- _OBJECTIVE_: Your task is to transcribe all of the records exactly and leave out the pictures.

- _DATA LINES_:
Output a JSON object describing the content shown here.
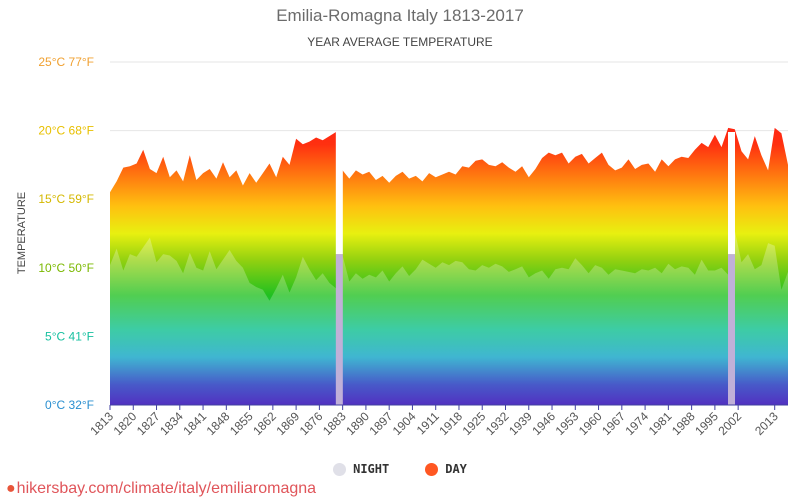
{
  "chart_data": {
    "type": "area",
    "title": "Emilia-Romagna Italy 1813-2017",
    "subtitle": "YEAR AVERAGE TEMPERATURE",
    "ylabel": "TEMPERATURE",
    "ylim": [
      0,
      25
    ],
    "y_ticks": [
      {
        "value": 25,
        "label": "25°C 77°F",
        "color": "#f0a030"
      },
      {
        "value": 20,
        "label": "20°C 68°F",
        "color": "#e8c000"
      },
      {
        "value": 15,
        "label": "15°C 59°F",
        "color": "#d4b800"
      },
      {
        "value": 10,
        "label": "10°C 50°F",
        "color": "#7ab800"
      },
      {
        "value": 5,
        "label": "5°C 41°F",
        "color": "#17c0a0"
      },
      {
        "value": 0,
        "label": "0°C 32°F",
        "color": "#2a8fd0"
      }
    ],
    "x_ticks": [
      "1813",
      "1820",
      "1827",
      "1834",
      "1841",
      "1848",
      "1855",
      "1862",
      "1869",
      "1876",
      "1883",
      "1890",
      "1897",
      "1904",
      "1911",
      "1918",
      "1925",
      "1932",
      "1939",
      "1946",
      "1953",
      "1960",
      "1967",
      "1974",
      "1981",
      "1988",
      "1995",
      "2002",
      "2013"
    ],
    "x_range": [
      1813,
      2017
    ],
    "grid": true,
    "legend_position": "bottom",
    "series": [
      {
        "name": "NIGHT",
        "color": "#e0e0e8",
        "x": [
          1813,
          1815,
          1817,
          1819,
          1821,
          1823,
          1825,
          1827,
          1829,
          1831,
          1833,
          1835,
          1837,
          1839,
          1841,
          1843,
          1845,
          1847,
          1849,
          1851,
          1853,
          1855,
          1857,
          1859,
          1861,
          1863,
          1865,
          1867,
          1869,
          1871,
          1873,
          1875,
          1877,
          1879,
          1881,
          1883,
          1885,
          1887,
          1889,
          1891,
          1893,
          1895,
          1897,
          1899,
          1901,
          1903,
          1905,
          1907,
          1909,
          1911,
          1913,
          1915,
          1917,
          1919,
          1921,
          1923,
          1925,
          1927,
          1929,
          1931,
          1933,
          1935,
          1937,
          1939,
          1941,
          1943,
          1945,
          1947,
          1949,
          1951,
          1953,
          1955,
          1957,
          1959,
          1961,
          1963,
          1965,
          1967,
          1969,
          1971,
          1973,
          1975,
          1977,
          1979,
          1981,
          1983,
          1985,
          1987,
          1989,
          1991,
          1993,
          1995,
          1997,
          1999,
          2001,
          2003,
          2005,
          2007,
          2009,
          2011,
          2013,
          2015,
          2017
        ],
        "values": [
          10.2,
          11.4,
          9.8,
          11.0,
          10.8,
          11.5,
          12.2,
          10.4,
          11.0,
          10.9,
          10.5,
          9.6,
          11.1,
          10.0,
          9.8,
          11.2,
          9.9,
          10.6,
          11.3,
          10.5,
          10.0,
          8.9,
          8.6,
          8.4,
          7.6,
          8.5,
          9.5,
          8.2,
          9.3,
          10.8,
          9.9,
          9.1,
          9.6,
          8.9,
          8.5,
          10.9,
          9.0,
          9.6,
          9.2,
          9.5,
          9.3,
          9.8,
          9.0,
          9.6,
          10.1,
          9.4,
          9.9,
          10.6,
          10.3,
          10.0,
          10.4,
          10.2,
          10.5,
          10.4,
          9.9,
          9.8,
          10.2,
          10.0,
          10.3,
          10.1,
          9.7,
          9.9,
          10.1,
          9.3,
          9.6,
          9.8,
          9.2,
          9.9,
          10.0,
          9.9,
          10.7,
          10.2,
          9.6,
          10.2,
          10.0,
          9.5,
          9.9,
          9.8,
          9.7,
          9.6,
          9.9,
          9.8,
          10.0,
          9.6,
          10.3,
          9.9,
          10.1,
          10.0,
          9.5,
          10.6,
          9.8,
          9.8,
          10.0,
          9.5,
          12.7,
          10.4,
          11.0,
          9.9,
          10.2,
          11.8,
          11.6,
          8.4,
          9.7
        ]
      },
      {
        "name": "DAY",
        "color": "#ff5722",
        "x": [
          1813,
          1815,
          1817,
          1819,
          1821,
          1823,
          1825,
          1827,
          1829,
          1831,
          1833,
          1835,
          1837,
          1839,
          1841,
          1843,
          1845,
          1847,
          1849,
          1851,
          1853,
          1855,
          1857,
          1859,
          1861,
          1863,
          1865,
          1867,
          1869,
          1871,
          1873,
          1875,
          1877,
          1879,
          1881,
          1883,
          1885,
          1887,
          1889,
          1891,
          1893,
          1895,
          1897,
          1899,
          1901,
          1903,
          1905,
          1907,
          1909,
          1911,
          1913,
          1915,
          1917,
          1919,
          1921,
          1923,
          1925,
          1927,
          1929,
          1931,
          1933,
          1935,
          1937,
          1939,
          1941,
          1943,
          1945,
          1947,
          1949,
          1951,
          1953,
          1955,
          1957,
          1959,
          1961,
          1963,
          1965,
          1967,
          1969,
          1971,
          1973,
          1975,
          1977,
          1979,
          1981,
          1983,
          1985,
          1987,
          1989,
          1991,
          1993,
          1995,
          1997,
          1999,
          2001,
          2003,
          2005,
          2007,
          2009,
          2011,
          2013,
          2015,
          2017
        ],
        "values": [
          15.5,
          16.3,
          17.3,
          17.4,
          17.6,
          18.6,
          17.2,
          16.9,
          18.1,
          16.6,
          17.1,
          16.3,
          18.2,
          16.4,
          16.9,
          17.2,
          16.5,
          17.7,
          16.6,
          17.1,
          16.0,
          16.9,
          16.2,
          16.9,
          17.6,
          16.6,
          18.1,
          17.5,
          19.4,
          19.0,
          19.2,
          19.5,
          19.3,
          19.6,
          19.9,
          17.1,
          16.5,
          17.1,
          16.8,
          17.0,
          16.4,
          16.7,
          16.2,
          16.7,
          17.0,
          16.5,
          16.7,
          16.3,
          16.9,
          16.6,
          16.8,
          17.0,
          16.8,
          17.4,
          17.3,
          17.8,
          17.9,
          17.5,
          17.4,
          17.7,
          17.3,
          17.0,
          17.4,
          16.6,
          17.2,
          18.0,
          18.4,
          18.2,
          18.4,
          17.6,
          18.1,
          18.3,
          17.6,
          18.0,
          18.4,
          17.5,
          17.1,
          17.3,
          17.9,
          17.2,
          17.5,
          17.6,
          17.0,
          17.9,
          17.4,
          17.9,
          18.1,
          18.0,
          18.6,
          19.1,
          18.8,
          19.7,
          18.8,
          20.2,
          20.1,
          18.5,
          17.9,
          19.6,
          18.2,
          17.1,
          20.2,
          19.8,
          17.5
        ]
      }
    ],
    "gaps": [
      1882,
      2000
    ],
    "gap_color": "#c0b0d8"
  },
  "legend": {
    "night_label": "NIGHT",
    "day_label": "DAY",
    "night_color": "#e0e0e8",
    "day_color": "#ff5722"
  },
  "source": {
    "text": "hikersbay.com/climate/italy/emiliaromagna"
  }
}
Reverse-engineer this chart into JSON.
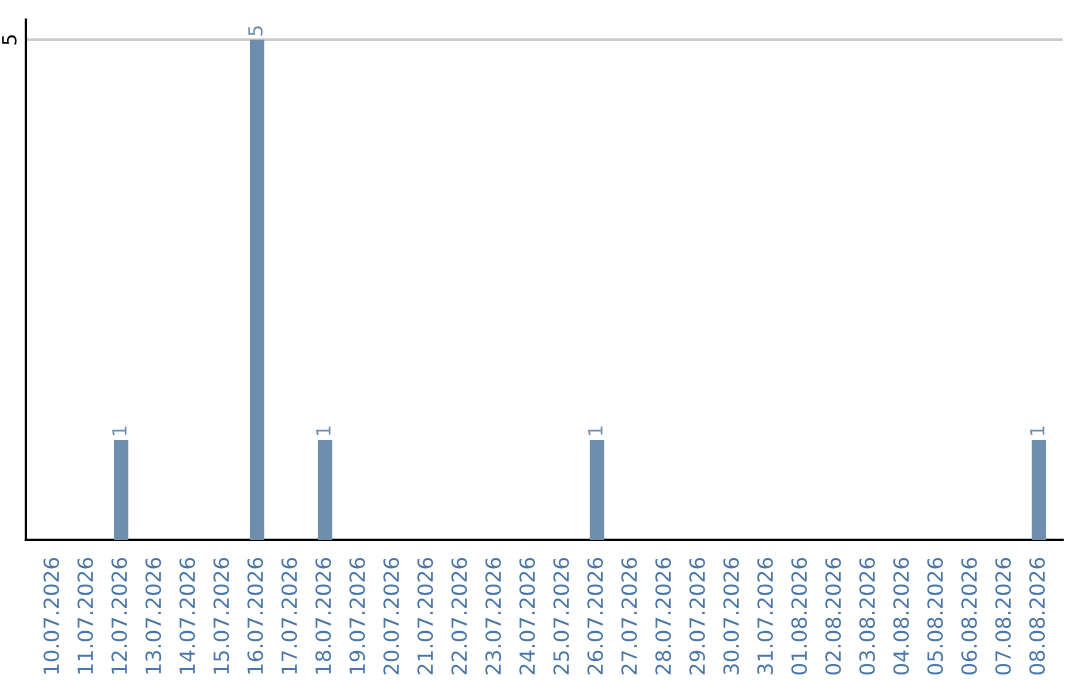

- _ANSWER BELOW_:
Output a JSON object describing the content shown here.
{
  "chart_data": {
    "type": "area",
    "title": "Emilia-Romagna Italy 1813-2017",
    "subtitle": "YEAR AVERAGE TEMPERATURE",
    "ylabel": "TEMPERATURE",
    "ylim": [
      0,
      25
    ],
    "y_ticks": [
      {
        "value": 25,
        "label": "25°C 77°F",
        "color": "#f0a030"
      },
      {
        "value": 20,
        "label": "20°C 68°F",
        "color": "#e8c000"
      },
      {
        "value": 15,
        "label": "15°C 59°F",
        "color": "#d4b800"
      },
      {
        "value": 10,
        "label": "10°C 50°F",
        "color": "#7ab800"
      },
      {
        "value": 5,
        "label": "5°C 41°F",
        "color": "#17c0a0"
      },
      {
        "value": 0,
        "label": "0°C 32°F",
        "color": "#2a8fd0"
      }
    ],
    "x_ticks": [
      "1813",
      "1820",
      "1827",
      "1834",
      "1841",
      "1848",
      "1855",
      "1862",
      "1869",
      "1876",
      "1883",
      "1890",
      "1897",
      "1904",
      "1911",
      "1918",
      "1925",
      "1932",
      "1939",
      "1946",
      "1953",
      "1960",
      "1967",
      "1974",
      "1981",
      "1988",
      "1995",
      "2002",
      "2013"
    ],
    "x_range": [
      1813,
      2017
    ],
    "grid": true,
    "legend_position": "bottom",
    "series": [
      {
        "name": "NIGHT",
        "color": "#e0e0e8",
        "x": [
          1813,
          1815,
          1817,
          1819,
          1821,
          1823,
          1825,
          1827,
          1829,
          1831,
          1833,
          1835,
          1837,
          1839,
          1841,
          1843,
          1845,
          1847,
          1849,
          1851,
          1853,
          1855,
          1857,
          1859,
          1861,
          1863,
          1865,
          1867,
          1869,
          1871,
          1873,
          1875,
          1877,
          1879,
          1881,
          1883,
          1885,
          1887,
          1889,
          1891,
          1893,
          1895,
          1897,
          1899,
          1901,
          1903,
          1905,
          1907,
          1909,
          1911,
          1913,
          1915,
          1917,
          1919,
          1921,
          1923,
          1925,
          1927,
          1929,
          1931,
          1933,
          1935,
          1937,
          1939,
          1941,
          1943,
          1945,
          1947,
          1949,
          1951,
          1953,
          1955,
          1957,
          1959,
          1961,
          1963,
          1965,
          1967,
          1969,
          1971,
          1973,
          1975,
          1977,
          1979,
          1981,
          1983,
          1985,
          1987,
          1989,
          1991,
          1993,
          1995,
          1997,
          1999,
          2001,
          2003,
          2005,
          2007,
          2009,
          2011,
          2013,
          2015,
          2017
        ],
        "values": [
          10.2,
          11.4,
          9.8,
          11.0,
          10.8,
          11.5,
          12.2,
          10.4,
          11.0,
          10.9,
          10.5,
          9.6,
          11.1,
          10.0,
          9.8,
          11.2,
          9.9,
          10.6,
          11.3,
          10.5,
          10.0,
          8.9,
          8.6,
          8.4,
          7.6,
          8.5,
          9.5,
          8.2,
          9.3,
          10.8,
          9.9,
          9.1,
          9.6,
          8.9,
          8.5,
          10.9,
          9.0,
          9.6,
          9.2,
          9.5,
          9.3,
          9.8,
          9.0,
          9.6,
          10.1,
          9.4,
          9.9,
          10.6,
          10.3,
          10.0,
          10.4,
          10.2,
          10.5,
          10.4,
          9.9,
          9.8,
          10.2,
          10.0,
          10.3,
          10.1,
          9.7,
          9.9,
          10.1,
          9.3,
          9.6,
          9.8,
          9.2,
          9.9,
          10.0,
          9.9,
          10.7,
          10.2,
          9.6,
          10.2,
          10.0,
          9.5,
          9.9,
          9.8,
          9.7,
          9.6,
          9.9,
          9.8,
          10.0,
          9.6,
          10.3,
          9.9,
          10.1,
          10.0,
          9.5,
          10.6,
          9.8,
          9.8,
          10.0,
          9.5,
          12.7,
          10.4,
          11.0,
          9.9,
          10.2,
          11.8,
          11.6,
          8.4,
          9.7
        ]
      },
      {
        "name": "DAY",
        "color": "#ff5722",
        "x": [
          1813,
          1815,
          1817,
          1819,
          1821,
          1823,
          1825,
          1827,
          1829,
          1831,
          1833,
          1835,
          1837,
          1839,
          1841,
          1843,
          1845,
          1847,
          1849,
          1851,
          1853,
          1855,
          1857,
          1859,
          1861,
          1863,
          1865,
          1867,
          1869,
          1871,
          1873,
          1875,
          1877,
          1879,
          1881,
          1883,
          1885,
          1887,
          1889,
          1891,
          1893,
          1895,
          1897,
          1899,
          1901,
          1903,
          1905,
          1907,
          1909,
          1911,
          1913,
          1915,
          1917,
          1919,
          1921,
          1923,
          1925,
          1927,
          1929,
          1931,
          1933,
          1935,
          1937,
          1939,
          1941,
          1943,
          1945,
          1947,
          1949,
          1951,
          1953,
          1955,
          1957,
          1959,
          1961,
          1963,
          1965,
          1967,
          1969,
          1971,
          1973,
          1975,
          1977,
          1979,
          1981,
          1983,
          1985,
          1987,
          1989,
          1991,
          1993,
          1995,
          1997,
          1999,
          2001,
          2003,
          2005,
          2007,
          2009,
          2011,
          2013,
          2015,
          2017
        ],
        "values": [
          15.5,
          16.3,
          17.3,
          17.4,
          17.6,
          18.6,
          17.2,
          16.9,
          18.1,
          16.6,
          17.1,
          16.3,
          18.2,
          16.4,
          16.9,
          17.2,
          16.5,
          17.7,
          16.6,
          17.1,
          16.0,
          16.9,
          16.2,
          16.9,
          17.6,
          16.6,
          18.1,
          17.5,
          19.4,
          19.0,
          19.2,
          19.5,
          19.3,
          19.6,
          19.9,
          17.1,
          16.5,
          17.1,
          16.8,
          17.0,
          16.4,
          16.7,
          16.2,
          16.7,
          17.0,
          16.5,
          16.7,
          16.3,
          16.9,
          16.6,
          16.8,
          17.0,
          16.8,
          17.4,
          17.3,
          17.8,
          17.9,
          17.5,
          17.4,
          17.7,
          17.3,
          17.0,
          17.4,
          16.6,
          17.2,
          18.0,
          18.4,
          18.2,
          18.4,
          17.6,
          18.1,
          18.3,
          17.6,
          18.0,
          18.4,
          17.5,
          17.1,
          17.3,
          17.9,
          17.2,
          17.5,
          17.6,
          17.0,
          17.9,
          17.4,
          17.9,
          18.1,
          18.0,
          18.6,
          19.1,
          18.8,
          19.7,
          18.8,
          20.2,
          20.1,
          18.5,
          17.9,
          19.6,
          18.2,
          17.1,
          20.2,
          19.8,
          17.5
        ]
      }
    ],
    "gaps": [
      1882,
      2000
    ],
    "gap_color": "#c0b0d8"
  },
  "legend": {
    "night_label": "NIGHT",
    "day_label": "DAY",
    "night_color": "#e0e0e8",
    "day_color": "#ff5722"
  },
  "source": {
    "text": "hikersbay.com/climate/italy/emiliaromagna"
  }
}
Reverse-engineer this chart into JSON.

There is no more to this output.